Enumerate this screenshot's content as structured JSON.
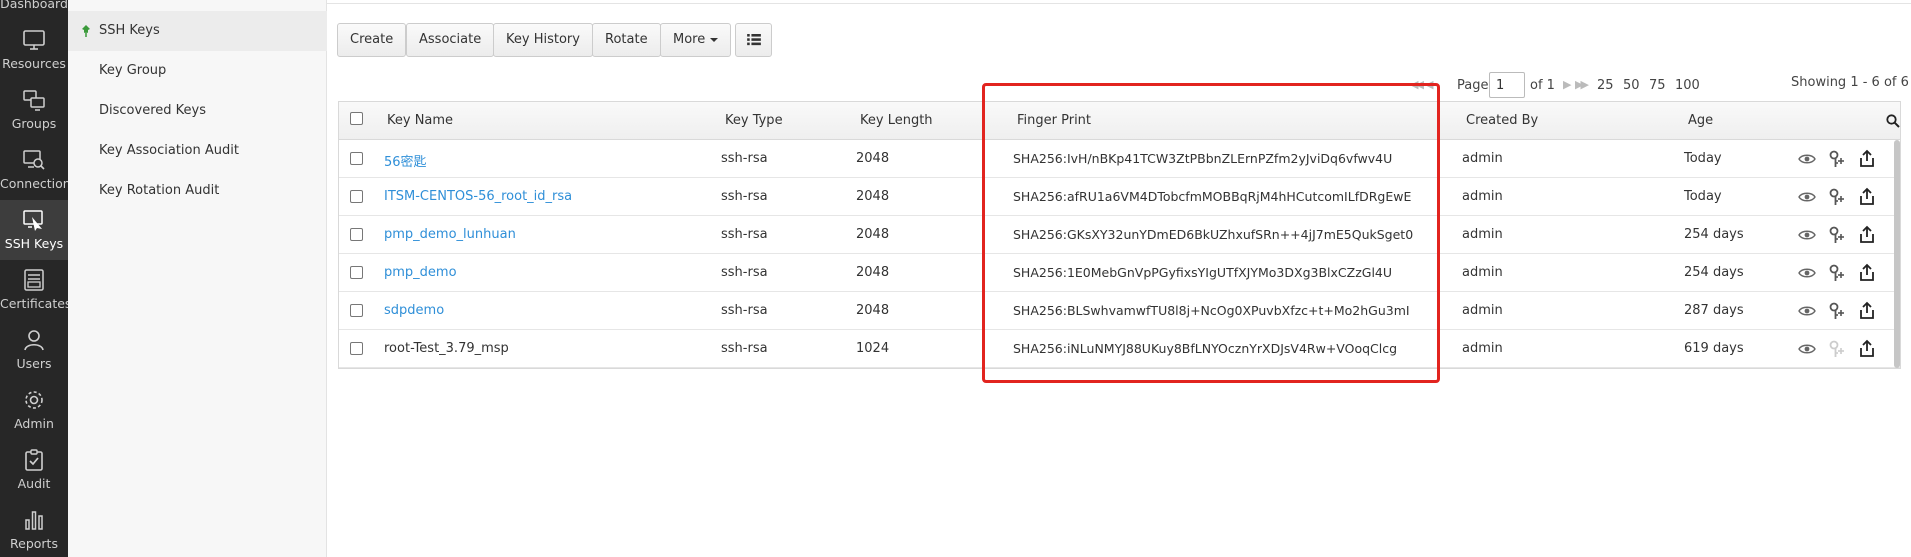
{
  "nav": {
    "top_partial": "Dashboard",
    "items": [
      {
        "label": "Resources",
        "icon": "monitor-icon"
      },
      {
        "label": "Groups",
        "icon": "groups-icon"
      },
      {
        "label": "Connection",
        "icon": "connection-icon"
      },
      {
        "label": "SSH Keys",
        "icon": "ssh-keys-icon",
        "active": true
      },
      {
        "label": "Certificates",
        "icon": "certificate-icon"
      },
      {
        "label": "Users",
        "icon": "user-icon"
      },
      {
        "label": "Admin",
        "icon": "gear-icon"
      },
      {
        "label": "Audit",
        "icon": "clipboard-check-icon"
      },
      {
        "label": "Reports",
        "icon": "bar-chart-icon"
      }
    ]
  },
  "subnav": {
    "items": [
      {
        "label": "SSH Keys",
        "active": true
      },
      {
        "label": "Key Group"
      },
      {
        "label": "Discovered Keys"
      },
      {
        "label": "Key Association Audit"
      },
      {
        "label": "Key Rotation Audit"
      }
    ]
  },
  "toolbar": {
    "create": "Create",
    "associate": "Associate",
    "key_history": "Key History",
    "rotate": "Rotate",
    "more": "More"
  },
  "pager": {
    "page_label": "Page",
    "current_page": "1",
    "of_label": "of 1",
    "page_sizes": [
      "25",
      "50",
      "75",
      "100"
    ],
    "showing": "Showing 1 - 6 of 6"
  },
  "table": {
    "columns": {
      "key_name": "Key Name",
      "key_type": "Key Type",
      "key_length": "Key Length",
      "finger_print": "Finger Print",
      "created_by": "Created By",
      "age": "Age"
    },
    "rows": [
      {
        "key_name": "56密匙",
        "link": true,
        "key_type": "ssh-rsa",
        "key_length": "2048",
        "finger_print": "SHA256:IvH/nBKp41TCW3ZtPBbnZLErnPZfm2yJviDq6vfwv4U",
        "created_by": "admin",
        "age": "Today"
      },
      {
        "key_name": "ITSM-CENTOS-56_root_id_rsa",
        "link": true,
        "key_type": "ssh-rsa",
        "key_length": "2048",
        "finger_print": "SHA256:afRU1a6VM4DTobcfmMOBBqRjM4hHCutcomILfDRgEwE",
        "created_by": "admin",
        "age": "Today"
      },
      {
        "key_name": "pmp_demo_lunhuan",
        "link": true,
        "key_type": "ssh-rsa",
        "key_length": "2048",
        "finger_print": "SHA256:GKsXY32unYDmED6BkUZhxufSRn++4jJ7mE5QukSget0",
        "created_by": "admin",
        "age": "254 days"
      },
      {
        "key_name": "pmp_demo",
        "link": true,
        "key_type": "ssh-rsa",
        "key_length": "2048",
        "finger_print": "SHA256:1E0MebGnVpPGyfixsYIgUTfXJYMo3DXg3BlxCZzGl4U",
        "created_by": "admin",
        "age": "254 days"
      },
      {
        "key_name": "sdpdemo",
        "link": true,
        "key_type": "ssh-rsa",
        "key_length": "2048",
        "finger_print": "SHA256:BLSwhvamwfTU8l8j+NcOg0XPuvbXfzc+t+Mo2hGu3mI",
        "created_by": "admin",
        "age": "287 days"
      },
      {
        "key_name": "root-Test_3.79_msp",
        "link": false,
        "key_type": "ssh-rsa",
        "key_length": "1024",
        "finger_print": "SHA256:iNLuNMYJ88UKuy8BfLNYOcznYrXDJsV4Rw+VOoqClcg",
        "created_by": "admin",
        "age": "619 days"
      }
    ]
  },
  "colors": {
    "highlight": "#e2241f",
    "link": "#2f8fd8",
    "nav_bg": "#272727"
  }
}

++++++++

Generate a word-for-word copy of the preceding records, excluding all pictures.

Enumerate this screenshot's content as structured JSON.
{
  "nav": {
    "top_partial": "Dashboard",
    "items": [
      {
        "label": "Resources",
        "icon": "monitor-icon"
      },
      {
        "label": "Groups",
        "icon": "groups-icon"
      },
      {
        "label": "Connection",
        "icon": "connection-icon"
      },
      {
        "label": "SSH Keys",
        "icon": "ssh-keys-icon",
        "active": true
      },
      {
        "label": "Certificates",
        "icon": "certificate-icon"
      },
      {
        "label": "Users",
        "icon": "user-icon"
      },
      {
        "label": "Admin",
        "icon": "gear-icon"
      },
      {
        "label": "Audit",
        "icon": "clipboard-check-icon"
      },
      {
        "label": "Reports",
        "icon": "bar-chart-icon"
      }
    ]
  },
  "subnav": {
    "items": [
      {
        "label": "SSH Keys",
        "active": true
      },
      {
        "label": "Key Group"
      },
      {
        "label": "Discovered Keys"
      },
      {
        "label": "Key Association Audit"
      },
      {
        "label": "Key Rotation Audit"
      }
    ]
  },
  "toolbar": {
    "create": "Create",
    "associate": "Associate",
    "key_history": "Key History",
    "rotate": "Rotate",
    "more": "More"
  },
  "pager": {
    "page_label": "Page",
    "current_page": "1",
    "of_label": "of 1",
    "page_sizes": [
      "25",
      "50",
      "75",
      "100"
    ],
    "showing": "Showing 1 - 6 of 6"
  },
  "table": {
    "columns": {
      "key_name": "Key Name",
      "key_type": "Key Type",
      "key_length": "Key Length",
      "finger_print": "Finger Print",
      "created_by": "Created By",
      "age": "Age"
    },
    "rows": [
      {
        "key_name": "56密匙",
        "link": true,
        "key_type": "ssh-rsa",
        "key_length": "2048",
        "finger_print": "SHA256:IvH/nBKp41TCW3ZtPBbnZLErnPZfm2yJviDq6vfwv4U",
        "created_by": "admin",
        "age": "Today"
      },
      {
        "key_name": "ITSM-CENTOS-56_root_id_rsa",
        "link": true,
        "key_type": "ssh-rsa",
        "key_length": "2048",
        "finger_print": "SHA256:afRU1a6VM4DTobcfmMOBBqRjM4hHCutcomILfDRgEwE",
        "created_by": "admin",
        "age": "Today"
      },
      {
        "key_name": "pmp_demo_lunhuan",
        "link": true,
        "key_type": "ssh-rsa",
        "key_length": "2048",
        "finger_print": "SHA256:GKsXY32unYDmED6BkUZhxufSRn++4jJ7mE5QukSget0",
        "created_by": "admin",
        "age": "254 days"
      },
      {
        "key_name": "pmp_demo",
        "link": true,
        "key_type": "ssh-rsa",
        "key_length": "2048",
        "finger_print": "SHA256:1E0MebGnVpPGyfixsYIgUTfXJYMo3DXg3BlxCZzGl4U",
        "created_by": "admin",
        "age": "254 days"
      },
      {
        "key_name": "sdpdemo",
        "link": true,
        "key_type": "ssh-rsa",
        "key_length": "2048",
        "finger_print": "SHA256:BLSwhvamwfTU8l8j+NcOg0XPuvbXfzc+t+Mo2hGu3mI",
        "created_by": "admin",
        "age": "287 days"
      },
      {
        "key_name": "root-Test_3.79_msp",
        "link": false,
        "key_type": "ssh-rsa",
        "key_length": "1024",
        "finger_print": "SHA256:iNLuNMYJ88UKuy8BfLNYOcznYrXDJsV4Rw+VOoqClcg",
        "created_by": "admin",
        "age": "619 days"
      }
    ]
  },
  "colors": {
    "highlight": "#e2241f",
    "link": "#2f8fd8",
    "nav_bg": "#272727"
  }
}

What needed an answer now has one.